*Exercise description*
Gather all lines from the material that contain "title".
■ ■ ■ ■ ■ ■ ■
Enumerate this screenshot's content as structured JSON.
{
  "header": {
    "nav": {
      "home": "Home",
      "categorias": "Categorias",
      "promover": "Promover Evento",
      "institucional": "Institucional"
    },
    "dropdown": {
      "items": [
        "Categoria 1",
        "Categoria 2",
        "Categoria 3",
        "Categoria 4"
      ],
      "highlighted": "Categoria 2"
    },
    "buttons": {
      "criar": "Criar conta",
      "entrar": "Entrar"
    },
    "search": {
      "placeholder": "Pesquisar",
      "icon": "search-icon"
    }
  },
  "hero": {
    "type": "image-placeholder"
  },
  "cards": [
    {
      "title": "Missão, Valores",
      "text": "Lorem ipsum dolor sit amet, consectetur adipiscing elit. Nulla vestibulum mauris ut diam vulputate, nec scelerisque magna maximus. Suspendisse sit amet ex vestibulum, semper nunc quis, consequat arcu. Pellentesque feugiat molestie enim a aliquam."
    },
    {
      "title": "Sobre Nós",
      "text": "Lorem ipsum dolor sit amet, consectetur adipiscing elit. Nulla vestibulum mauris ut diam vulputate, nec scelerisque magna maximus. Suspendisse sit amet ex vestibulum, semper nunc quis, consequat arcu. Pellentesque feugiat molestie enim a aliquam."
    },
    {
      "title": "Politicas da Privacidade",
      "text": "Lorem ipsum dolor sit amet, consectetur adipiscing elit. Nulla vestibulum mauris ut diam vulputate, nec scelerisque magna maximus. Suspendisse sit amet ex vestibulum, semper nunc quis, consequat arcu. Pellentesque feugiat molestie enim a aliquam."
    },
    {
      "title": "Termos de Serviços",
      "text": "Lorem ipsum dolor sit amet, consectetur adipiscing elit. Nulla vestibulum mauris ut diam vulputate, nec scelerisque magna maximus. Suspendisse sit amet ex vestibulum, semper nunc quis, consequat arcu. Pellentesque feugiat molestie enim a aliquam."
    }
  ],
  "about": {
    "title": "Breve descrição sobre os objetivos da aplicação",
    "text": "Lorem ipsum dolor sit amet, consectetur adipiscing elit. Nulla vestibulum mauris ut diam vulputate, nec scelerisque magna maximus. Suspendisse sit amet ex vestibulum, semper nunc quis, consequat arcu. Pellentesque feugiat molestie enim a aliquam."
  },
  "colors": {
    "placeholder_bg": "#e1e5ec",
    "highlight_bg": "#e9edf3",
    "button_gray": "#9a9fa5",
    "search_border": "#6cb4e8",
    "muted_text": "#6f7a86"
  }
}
■ ■ ■ ■ ■ ■ ■
*Finished exercise*
      "title": "Missão, Valores",
      "title": "Sobre Nós",
      "title": "Politicas da Privacidade",
      "title": "Termos de Serviços",
    "title": "Breve descrição sobre os objetivos da aplicação",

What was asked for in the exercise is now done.